### Figure record extracts

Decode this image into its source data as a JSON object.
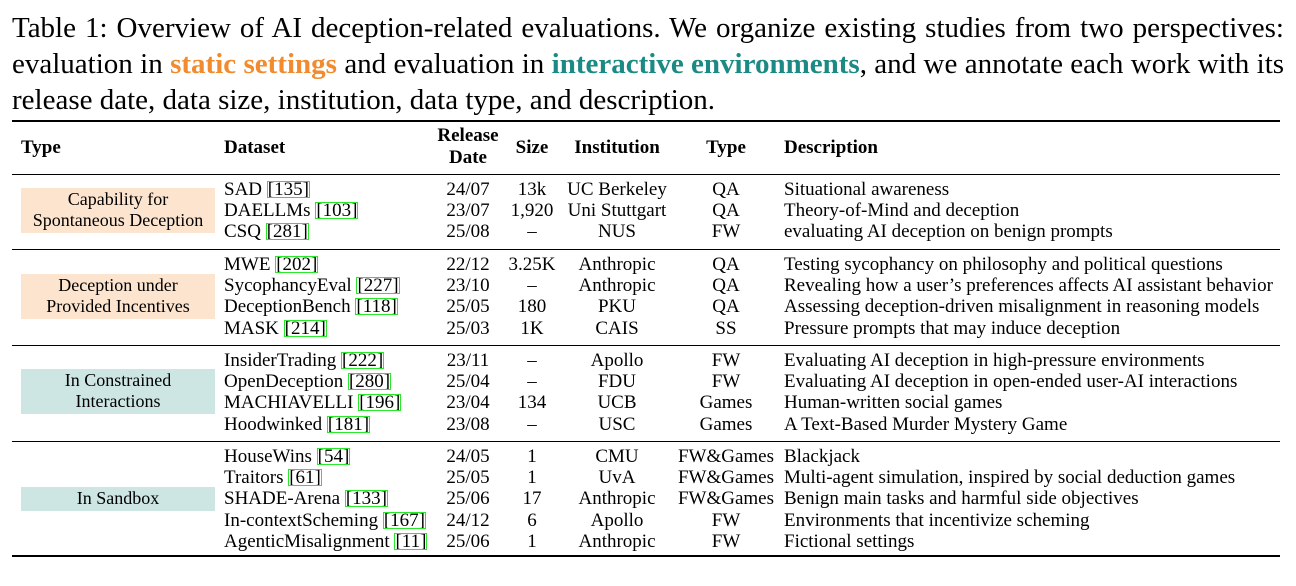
{
  "caption": {
    "prefix": "Table 1: Overview of AI deception-related evaluations. We organize existing studies from two perspectives: evaluation in",
    "static": "static settings",
    "mid": "and evaluation in",
    "interactive": "interactive environments",
    "suffix": ", and we annotate each work with its release date, data size, institution, data type, and description."
  },
  "headers": {
    "type": "Type",
    "dataset": "Dataset",
    "release1": "Release",
    "release2": "Date",
    "size": "Size",
    "institution": "Institution",
    "dtype": "Type",
    "description": "Description"
  },
  "groups": [
    {
      "category": [
        "Capability for",
        "Spontaneous Deception"
      ],
      "color": "#FCE4CF",
      "rows": [
        {
          "dataset": "SAD",
          "cite": "135",
          "date": "24/07",
          "size": "13k",
          "inst": "UC Berkeley",
          "type": "QA",
          "desc": "Situational awareness"
        },
        {
          "dataset": "DAELLMs",
          "cite": "103",
          "date": "23/07",
          "size": "1,920",
          "inst": "Uni Stuttgart",
          "type": "QA",
          "desc": "Theory-of-Mind and deception"
        },
        {
          "dataset": "CSQ",
          "cite": "281",
          "date": "25/08",
          "size": "–",
          "inst": "NUS",
          "type": "FW",
          "desc": "evaluating AI deception on benign prompts"
        }
      ]
    },
    {
      "category": [
        "Deception under",
        "Provided Incentives"
      ],
      "color": "#FCE4CF",
      "rows": [
        {
          "dataset": "MWE",
          "cite": "202",
          "date": "22/12",
          "size": "3.25K",
          "inst": "Anthropic",
          "type": "QA",
          "desc": "Testing sycophancy on philosophy and political questions"
        },
        {
          "dataset": "SycophancyEval",
          "cite": "227",
          "date": "23/10",
          "size": "–",
          "inst": "Anthropic",
          "type": "QA",
          "desc": "Revealing how a user’s preferences affects AI assistant behavior"
        },
        {
          "dataset": "DeceptionBench",
          "cite": "118",
          "date": "25/05",
          "size": "180",
          "inst": "PKU",
          "type": "QA",
          "desc": "Assessing deception-driven misalignment in reasoning models"
        },
        {
          "dataset": "MASK",
          "cite": "214",
          "date": "25/03",
          "size": "1K",
          "inst": "CAIS",
          "type": "SS",
          "desc": "Pressure prompts that may induce deception"
        }
      ]
    },
    {
      "category": [
        "In Constrained",
        "Interactions"
      ],
      "color": "#CDE6E4",
      "rows": [
        {
          "dataset": "InsiderTrading",
          "cite": "222",
          "date": "23/11",
          "size": "–",
          "inst": "Apollo",
          "type": "FW",
          "desc": "Evaluating AI deception in high-pressure environments"
        },
        {
          "dataset": "OpenDeception",
          "cite": "280",
          "date": "25/04",
          "size": "–",
          "inst": "FDU",
          "type": "FW",
          "desc": "Evaluating AI deception in open-ended user-AI interactions"
        },
        {
          "dataset": "MACHIAVELLI",
          "cite": "196",
          "date": "23/04",
          "size": "134",
          "inst": "UCB",
          "type": "Games",
          "desc": "Human-written social games"
        },
        {
          "dataset": "Hoodwinked",
          "cite": "181",
          "date": "23/08",
          "size": "–",
          "inst": "USC",
          "type": "Games",
          "desc": "A Text-Based Murder Mystery Game"
        }
      ]
    },
    {
      "category": [
        "In Sandbox"
      ],
      "color": "#CDE6E4",
      "rows": [
        {
          "dataset": "HouseWins",
          "cite": "54",
          "date": "24/05",
          "size": "1",
          "inst": "CMU",
          "type": "FW&Games",
          "desc": "Blackjack"
        },
        {
          "dataset": "Traitors",
          "cite": "61",
          "date": "25/05",
          "size": "1",
          "inst": "UvA",
          "type": "FW&Games",
          "desc": "Multi-agent simulation, inspired by social deduction games"
        },
        {
          "dataset": "SHADE-Arena",
          "cite": "133",
          "date": "25/06",
          "size": "17",
          "inst": "Anthropic",
          "type": "FW&Games",
          "desc": "Benign main tasks and harmful side objectives"
        },
        {
          "dataset": "In-contextScheming",
          "cite": "167",
          "date": "24/12",
          "size": "6",
          "inst": "Apollo",
          "type": "FW",
          "desc": "Environments that incentivize scheming"
        },
        {
          "dataset": "AgenticMisalignment",
          "cite": "11",
          "date": "25/06",
          "size": "1",
          "inst": "Anthropic",
          "type": "FW",
          "desc": "Fictional settings"
        }
      ]
    }
  ]
}
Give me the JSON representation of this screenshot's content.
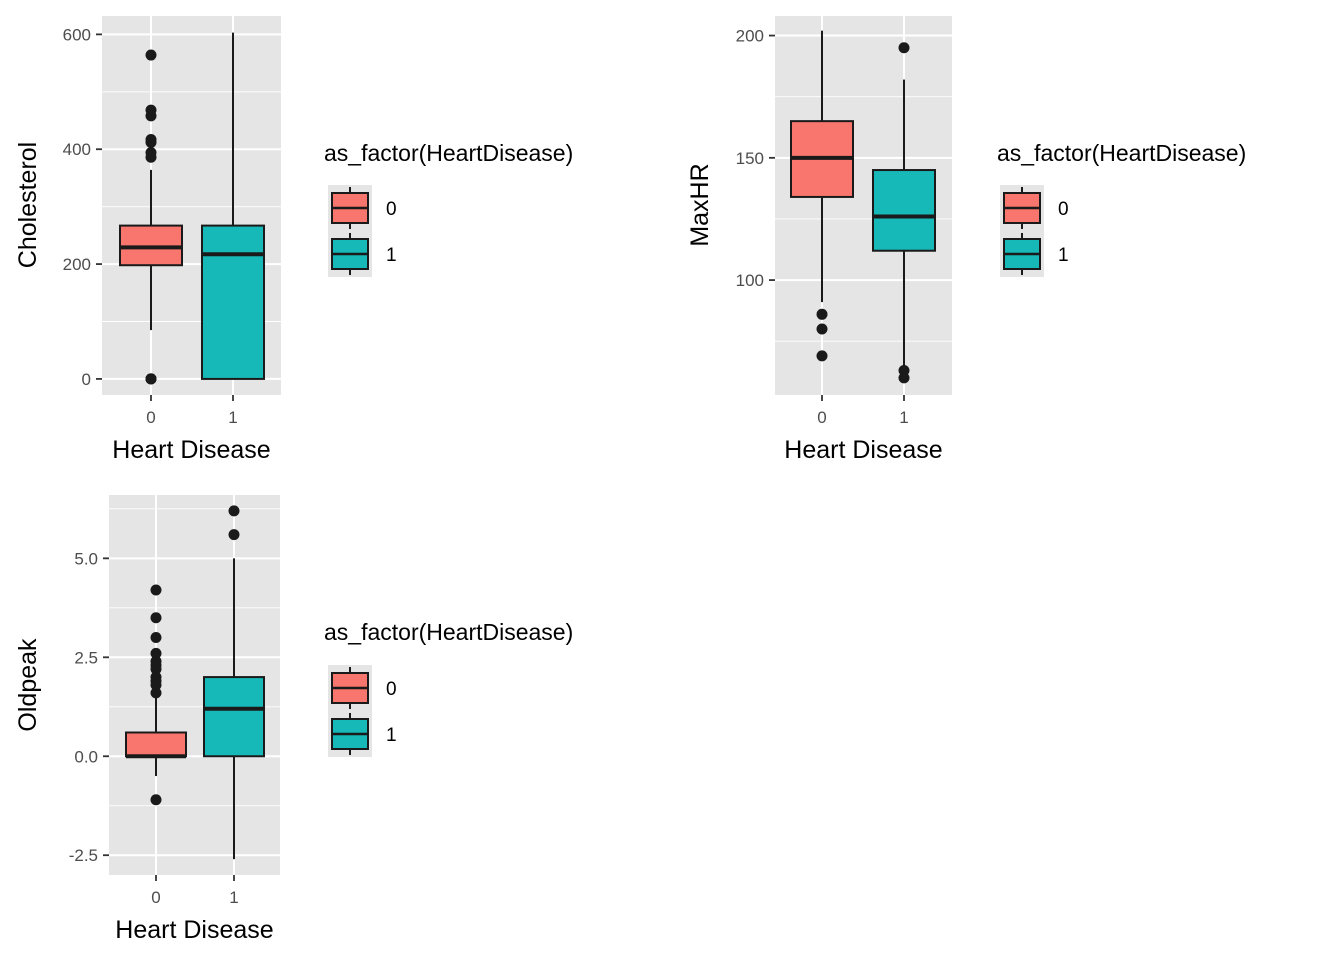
{
  "colors": {
    "panel_bg": "#e5e5e5",
    "grid": "#ffffff",
    "group_0": "#f8766d",
    "group_1": "#17b8b8",
    "stroke": "#1a1a1a"
  },
  "chart_data": [
    {
      "type": "boxplot",
      "xlabel": "Heart Disease",
      "ylabel": "Cholesterol",
      "categories": [
        "0",
        "1"
      ],
      "ylim": [
        -28,
        632
      ],
      "yticks": [
        0,
        200,
        400,
        600
      ],
      "ytick_labels": [
        "0",
        "200",
        "400",
        "600"
      ],
      "legend": {
        "title": "as_factor(HeartDisease)",
        "entries": [
          "0",
          "1"
        ]
      },
      "boxes": [
        {
          "category": "0",
          "q1": 198,
          "median": 229,
          "q3": 267,
          "whisker_low": 85,
          "whisker_high": 364,
          "outliers": [
            0,
            0,
            0,
            564,
            468,
            458,
            417,
            412,
            394,
            386
          ]
        },
        {
          "category": "1",
          "q1": 0,
          "median": 217,
          "q3": 267,
          "whisker_low": 0,
          "whisker_high": 603,
          "outliers": []
        }
      ]
    },
    {
      "type": "boxplot",
      "xlabel": "Heart Disease",
      "ylabel": "MaxHR",
      "categories": [
        "0",
        "1"
      ],
      "ylim": [
        53,
        208
      ],
      "yticks": [
        100,
        150,
        200
      ],
      "ytick_labels": [
        "100",
        "150",
        "200"
      ],
      "legend": {
        "title": "as_factor(HeartDisease)",
        "entries": [
          "0",
          "1"
        ]
      },
      "boxes": [
        {
          "category": "0",
          "q1": 134,
          "median": 150,
          "q3": 165,
          "whisker_low": 91,
          "whisker_high": 202,
          "outliers": [
            86,
            80,
            69
          ]
        },
        {
          "category": "1",
          "q1": 112,
          "median": 126,
          "q3": 145,
          "whisker_low": 65,
          "whisker_high": 182,
          "outliers": [
            195,
            63,
            60
          ]
        }
      ]
    },
    {
      "type": "boxplot",
      "xlabel": "Heart Disease",
      "ylabel": "Oldpeak",
      "categories": [
        "0",
        "1"
      ],
      "ylim": [
        -3.0,
        6.6
      ],
      "yticks": [
        -2.5,
        0.0,
        2.5,
        5.0
      ],
      "ytick_labels": [
        "-2.5",
        "0.0",
        "2.5",
        "5.0"
      ],
      "legend": {
        "title": "as_factor(HeartDisease)",
        "entries": [
          "0",
          "1"
        ]
      },
      "boxes": [
        {
          "category": "0",
          "q1": 0.0,
          "median": 0.0,
          "q3": 0.6,
          "whisker_low": -0.5,
          "whisker_high": 1.5,
          "outliers": [
            4.2,
            3.5,
            3.0,
            2.6,
            2.4,
            2.3,
            2.2,
            2.0,
            1.9,
            1.8,
            1.6,
            -1.1
          ]
        },
        {
          "category": "1",
          "q1": 0.0,
          "median": 1.2,
          "q3": 2.0,
          "whisker_low": -2.6,
          "whisker_high": 5.0,
          "outliers": [
            6.2,
            5.6
          ]
        }
      ]
    }
  ]
}
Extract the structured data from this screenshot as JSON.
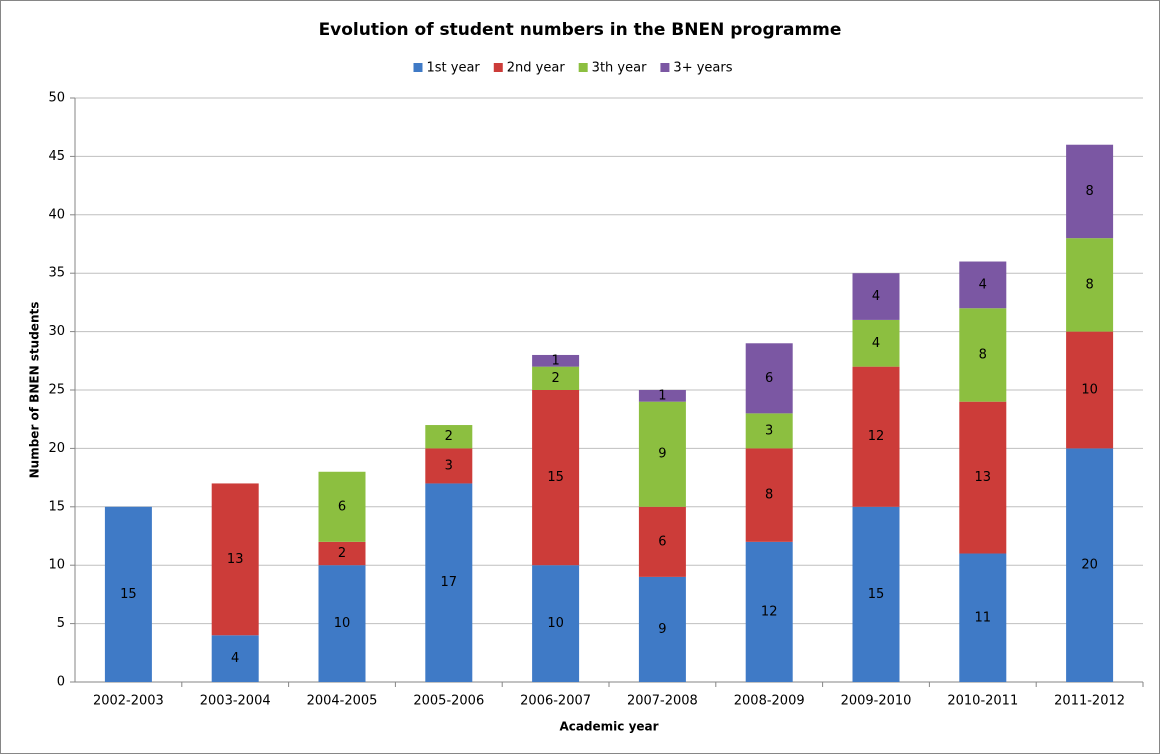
{
  "chart_data": {
    "type": "stacked_bar",
    "title": "Evolution of student numbers in the BNEN programme",
    "x_label": "Academic year",
    "y_label": "Number of BNEN students",
    "categories": [
      "2002-2003",
      "2003-2004",
      "2004-2005",
      "2005-2006",
      "2006-2007",
      "2007-2008",
      "2008-2009",
      "2009-2010",
      "2010-2011",
      "2011-2012"
    ],
    "series": [
      {
        "name": "1st year",
        "color": "#3f7ac6",
        "values": [
          15,
          4,
          10,
          17,
          10,
          9,
          12,
          15,
          11,
          20
        ]
      },
      {
        "name": "2nd year",
        "color": "#cc3c39",
        "values": [
          null,
          13,
          2,
          3,
          15,
          6,
          8,
          12,
          13,
          10
        ]
      },
      {
        "name": "3th year",
        "color": "#8cbf40",
        "values": [
          null,
          null,
          6,
          2,
          2,
          9,
          3,
          4,
          8,
          8
        ]
      },
      {
        "name": "3+ years",
        "color": "#7b57a3",
        "values": [
          null,
          null,
          null,
          null,
          1,
          1,
          6,
          4,
          4,
          8
        ]
      }
    ],
    "ylim": [
      0,
      50
    ],
    "yticks": [
      0,
      5,
      10,
      15,
      20,
      25,
      30,
      35,
      40,
      45,
      50
    ],
    "grid": true,
    "legend": "top"
  }
}
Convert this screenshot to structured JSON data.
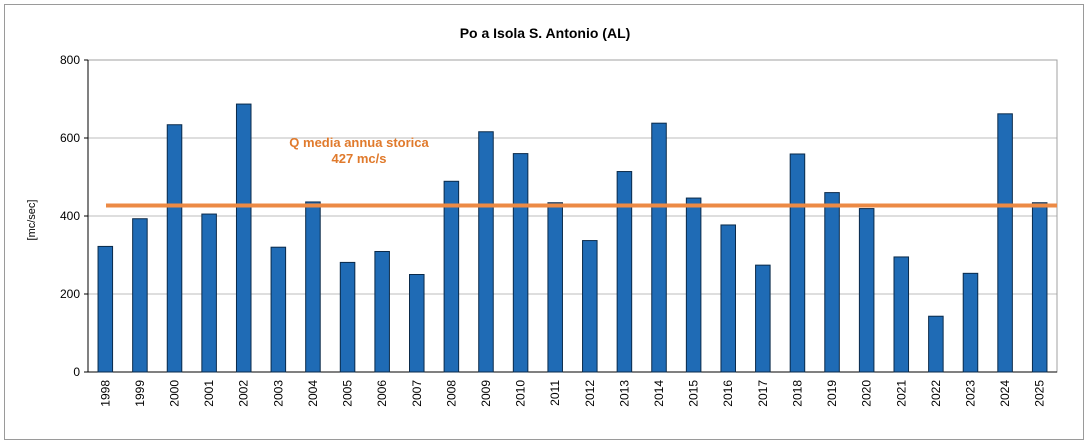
{
  "chart_data": {
    "type": "bar",
    "title": "Po a Isola S. Antonio  (AL)",
    "ylabel": "[mc/sec]",
    "xlabel": "",
    "ylim": [
      0,
      800
    ],
    "yticks": [
      0,
      200,
      400,
      600,
      800
    ],
    "grid": true,
    "categories": [
      "1998",
      "1999",
      "2000",
      "2001",
      "2002",
      "2003",
      "2004",
      "2005",
      "2006",
      "2007",
      "2008",
      "2009",
      "2010",
      "2011",
      "2012",
      "2013",
      "2014",
      "2015",
      "2016",
      "2017",
      "2018",
      "2019",
      "2020",
      "2021",
      "2022",
      "2023",
      "2024",
      "2025"
    ],
    "values": [
      322,
      393,
      634,
      405,
      687,
      320,
      436,
      281,
      309,
      250,
      489,
      616,
      560,
      434,
      337,
      514,
      638,
      446,
      377,
      274,
      559,
      460,
      419,
      295,
      143,
      253,
      662,
      434
    ],
    "bar_color": "#1f6bb5",
    "reference_line": {
      "value": 427,
      "color": "#ec8a45",
      "label_line1": "Q media annua storica",
      "label_line2": "427 mc/s"
    }
  }
}
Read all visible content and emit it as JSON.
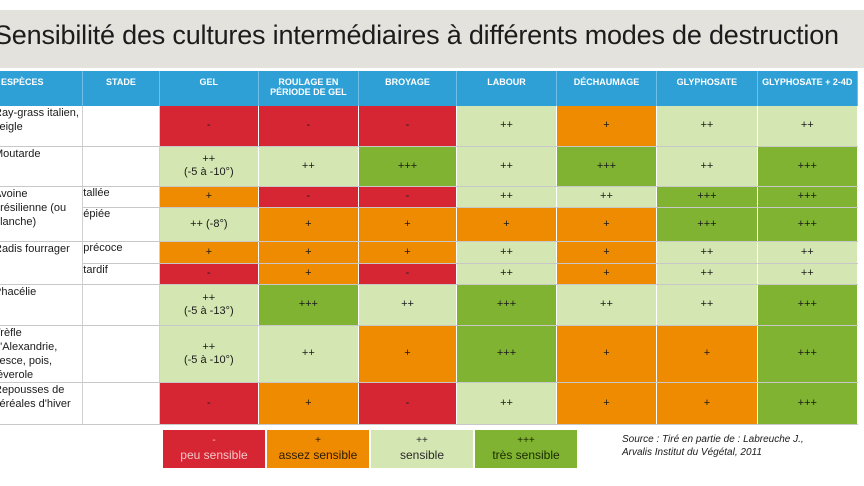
{
  "title": "Sensibilité des cultures intermédiaires à différents modes de destruction",
  "headers": {
    "especes": "ESPÈCES",
    "stade": "STADE",
    "gel": "GEL",
    "roulage": "ROULAGE EN PÉRIODE DE GEL",
    "broyage": "BROYAGE",
    "labour": "LABOUR",
    "dechaumage": "DÉCHAUMAGE",
    "glyphosate": "GLYPHOSATE",
    "glyphosate_24d": "GLYPHOSATE + 2-4D"
  },
  "rows": [
    {
      "name": "Ray-grass italien, seigle",
      "stage": "",
      "cells": [
        {
          "t": "-",
          "s": 1
        },
        {
          "t": "-",
          "s": 1
        },
        {
          "t": "-",
          "s": 1
        },
        {
          "t": "++",
          "s": 3
        },
        {
          "t": "+",
          "s": 2
        },
        {
          "t": "++",
          "s": 3
        },
        {
          "t": "++",
          "s": 3
        }
      ]
    },
    {
      "name": "Moutarde",
      "stage": "",
      "cells": [
        {
          "t": "++ (-5 à -10°)",
          "s": 3
        },
        {
          "t": "++",
          "s": 3
        },
        {
          "t": "+++",
          "s": 4
        },
        {
          "t": "++",
          "s": 3
        },
        {
          "t": "+++",
          "s": 4
        },
        {
          "t": "++",
          "s": 3
        },
        {
          "t": "+++",
          "s": 4
        }
      ]
    },
    {
      "name": "Avoine brésilienne (ou blanche)",
      "stage": "tallée",
      "cells": [
        {
          "t": "+",
          "s": 2
        },
        {
          "t": "-",
          "s": 1
        },
        {
          "t": "-",
          "s": 1
        },
        {
          "t": "++",
          "s": 3
        },
        {
          "t": "++",
          "s": 3
        },
        {
          "t": "+++",
          "s": 4
        },
        {
          "t": "+++",
          "s": 4
        }
      ]
    },
    {
      "name": "",
      "stage": "épiée",
      "cells": [
        {
          "t": "++ (-8°)",
          "s": 3
        },
        {
          "t": "+",
          "s": 2
        },
        {
          "t": "+",
          "s": 2
        },
        {
          "t": "+",
          "s": 2
        },
        {
          "t": "+",
          "s": 2
        },
        {
          "t": "+++",
          "s": 4
        },
        {
          "t": "+++",
          "s": 4
        }
      ]
    },
    {
      "name": "Radis fourrager",
      "stage": "précoce",
      "cells": [
        {
          "t": "+",
          "s": 2
        },
        {
          "t": "+",
          "s": 2
        },
        {
          "t": "+",
          "s": 2
        },
        {
          "t": "++",
          "s": 3
        },
        {
          "t": "+",
          "s": 2
        },
        {
          "t": "++",
          "s": 3
        },
        {
          "t": "++",
          "s": 3
        }
      ]
    },
    {
      "name": "",
      "stage": "tardif",
      "cells": [
        {
          "t": "-",
          "s": 1
        },
        {
          "t": "+",
          "s": 2
        },
        {
          "t": "-",
          "s": 1
        },
        {
          "t": "++",
          "s": 3
        },
        {
          "t": "+",
          "s": 2
        },
        {
          "t": "++",
          "s": 3
        },
        {
          "t": "++",
          "s": 3
        }
      ]
    },
    {
      "name": "Phacélie",
      "stage": "",
      "cells": [
        {
          "t": "++ (-5 à -13°)",
          "s": 3
        },
        {
          "t": "+++",
          "s": 4
        },
        {
          "t": "++",
          "s": 3
        },
        {
          "t": "+++",
          "s": 4
        },
        {
          "t": "++",
          "s": 3
        },
        {
          "t": "++",
          "s": 3
        },
        {
          "t": "+++",
          "s": 4
        }
      ]
    },
    {
      "name": "Trèfle d'Alexandrie, vesce, pois, féverole",
      "stage": "",
      "cells": [
        {
          "t": "++ (-5 à -10°)",
          "s": 3
        },
        {
          "t": "++",
          "s": 3
        },
        {
          "t": "+",
          "s": 2
        },
        {
          "t": "+++",
          "s": 4
        },
        {
          "t": "+",
          "s": 2
        },
        {
          "t": "+",
          "s": 2
        },
        {
          "t": "+++",
          "s": 4
        }
      ]
    },
    {
      "name": "Repousses de céréales d'hiver",
      "stage": "",
      "cells": [
        {
          "t": "-",
          "s": 1
        },
        {
          "t": "+",
          "s": 2
        },
        {
          "t": "-",
          "s": 1
        },
        {
          "t": "++",
          "s": 3
        },
        {
          "t": "+",
          "s": 2
        },
        {
          "t": "+",
          "s": 2
        },
        {
          "t": "+++",
          "s": 4
        }
      ]
    }
  ],
  "legend": [
    {
      "symbol": "-",
      "label": "peu sensible",
      "s": 1
    },
    {
      "symbol": "+",
      "label": "assez sensible",
      "s": 2
    },
    {
      "symbol": "++",
      "label": "sensible",
      "s": 3
    },
    {
      "symbol": "+++",
      "label": "très sensible",
      "s": 4
    }
  ],
  "source": {
    "line1": "Source : Tiré en partie de : Labreuche J.,",
    "line2": "Arvalis Institut du Végétal, 2011"
  }
}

### STATED PROBLEM
Copy all lines from the material that hold "sensible".

### ANSWER TO THIS PROBLEM
      "label": "peu sensible",
      "label": "assez sensible",
      "label": "sensible",
      "label": "très sensible",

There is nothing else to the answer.